◆ **WHAT TO DO**: Reproduce the entire listing word for word.

>> Start INFORMATION GIVEN

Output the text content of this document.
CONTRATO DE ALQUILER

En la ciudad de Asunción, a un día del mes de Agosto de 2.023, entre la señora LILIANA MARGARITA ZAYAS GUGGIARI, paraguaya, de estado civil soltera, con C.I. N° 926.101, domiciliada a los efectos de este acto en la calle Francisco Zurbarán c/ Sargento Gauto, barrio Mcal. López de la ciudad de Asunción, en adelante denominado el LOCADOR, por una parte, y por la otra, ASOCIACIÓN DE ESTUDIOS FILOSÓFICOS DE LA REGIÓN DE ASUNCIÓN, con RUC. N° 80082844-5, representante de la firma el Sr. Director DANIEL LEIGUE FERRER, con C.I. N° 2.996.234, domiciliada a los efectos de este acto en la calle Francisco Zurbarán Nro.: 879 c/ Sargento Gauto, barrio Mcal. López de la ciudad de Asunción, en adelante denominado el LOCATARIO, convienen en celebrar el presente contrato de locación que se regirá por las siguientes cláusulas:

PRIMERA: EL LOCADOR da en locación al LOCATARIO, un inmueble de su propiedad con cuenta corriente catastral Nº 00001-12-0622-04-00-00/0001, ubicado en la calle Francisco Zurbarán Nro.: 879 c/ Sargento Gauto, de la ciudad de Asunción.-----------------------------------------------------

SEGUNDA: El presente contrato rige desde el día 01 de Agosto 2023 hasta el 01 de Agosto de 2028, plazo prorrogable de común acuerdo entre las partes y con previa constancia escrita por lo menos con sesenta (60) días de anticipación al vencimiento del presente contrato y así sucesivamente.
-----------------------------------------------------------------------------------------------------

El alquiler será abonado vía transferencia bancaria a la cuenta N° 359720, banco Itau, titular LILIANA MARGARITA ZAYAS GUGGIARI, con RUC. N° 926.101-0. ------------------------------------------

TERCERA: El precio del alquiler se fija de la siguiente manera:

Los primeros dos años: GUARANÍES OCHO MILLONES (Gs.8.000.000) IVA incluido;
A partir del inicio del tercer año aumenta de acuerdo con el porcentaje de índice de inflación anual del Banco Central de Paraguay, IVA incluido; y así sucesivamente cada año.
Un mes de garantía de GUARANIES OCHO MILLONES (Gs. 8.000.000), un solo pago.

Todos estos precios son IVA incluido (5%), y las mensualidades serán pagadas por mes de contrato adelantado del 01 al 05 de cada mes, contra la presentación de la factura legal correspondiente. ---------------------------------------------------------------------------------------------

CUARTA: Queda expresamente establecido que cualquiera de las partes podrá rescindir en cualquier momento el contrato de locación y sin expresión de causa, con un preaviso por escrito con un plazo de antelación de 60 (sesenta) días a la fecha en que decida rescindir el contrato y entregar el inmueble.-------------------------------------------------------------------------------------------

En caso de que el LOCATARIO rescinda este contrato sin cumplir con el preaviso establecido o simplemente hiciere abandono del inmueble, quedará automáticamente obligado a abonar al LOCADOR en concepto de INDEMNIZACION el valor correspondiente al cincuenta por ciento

>> End INFORMATION GIVEN

◆ **ANSWER TO THIS TASK**:
Output the text content of this document.
CONTRATO DE ALQUILER

En la ciudad de Asunción, a un día del mes de Agosto de 2.023, entre la señora LILIANA MARGARITA ZAYAS GUGGIARI, paraguaya, de estado civil soltera, con C.I. N° 926.101, domiciliada a los efectos de este acto en la calle Francisco Zurbarán c/ Sargento Gauto, barrio Mcal. López de la ciudad de Asunción, en adelante denominado el LOCADOR, por una parte, y por la otra, ASOCIACIÓN DE ESTUDIOS FILOSÓFICOS DE LA REGIÓN DE ASUNCIÓN, con RUC. N° 80082844-5, representante de la firma el Sr. Director DANIEL LEIGUE FERRER, con C.I. N° 2.996.234, domiciliada a los efectos de este acto en la calle Francisco Zurbarán Nro.: 879 c/ Sargento Gauto, barrio Mcal. López de la ciudad de Asunción, en adelante denominado el LOCATARIO, convienen en celebrar el presente contrato de locación que se regirá por las siguientes cláusulas:

PRIMERA: EL LOCADOR da en locación al LOCATARIO, un inmueble de su propiedad con cuenta corriente catastral Nº 00001-12-0622-04-00-00/0001, ubicado en la calle Francisco Zurbarán Nro.: 879 c/ Sargento Gauto, de la ciudad de Asunción.-----------------------------------------------------

SEGUNDA: El presente contrato rige desde el día 01 de Agosto 2023 hasta el 01 de Agosto de 2028, plazo prorrogable de común acuerdo entre las partes y con previa constancia escrita por lo menos con sesenta (60) días de anticipación al vencimiento del presente contrato y así sucesivamente.
-----------------------------------------------------------------------------------------------------

El alquiler será abonado vía transferencia bancaria a la cuenta N° 359720, banco Itau, titular LILIANA MARGARITA ZAYAS GUGGIARI, con RUC. N° 926.101-0. ------------------------------------------

TERCERA: El precio del alquiler se fija de la siguiente manera:

Los primeros dos años: GUARANÍES OCHO MILLONES (Gs.8.000.000) IVA incluido;
A partir del inicio del tercer año aumenta de acuerdo con el porcentaje de índice de inflación anual del Banco Central de Paraguay, IVA incluido; y así sucesivamente cada año.
Un mes de garantía de GUARANIES OCHO MILLONES (Gs. 8.000.000), un solo pago.

Todos estos precios son IVA incluido (5%), y las mensualidades serán pagadas por mes de contrato adelantado del 01 al 05 de cada mes, contra la presentación de la factura legal correspondiente. ---------------------------------------------------------------------------------------------

CUARTA: Queda expresamente establecido que cualquiera de las partes podrá rescindir en cualquier momento el contrato de locación y sin expresión de causa, con un preaviso por escrito con un plazo de antelación de 60 (sesenta) días a la fecha en que decida rescindir el contrato y entregar el inmueble.-------------------------------------------------------------------------------------------

En caso de que el LOCATARIO rescinda este contrato sin cumplir con el preaviso establecido o simplemente hiciere abandono del inmueble, quedará automáticamente obligado a abonar al LOCADOR en concepto de INDEMNIZACION el valor correspondiente al cincuenta por ciento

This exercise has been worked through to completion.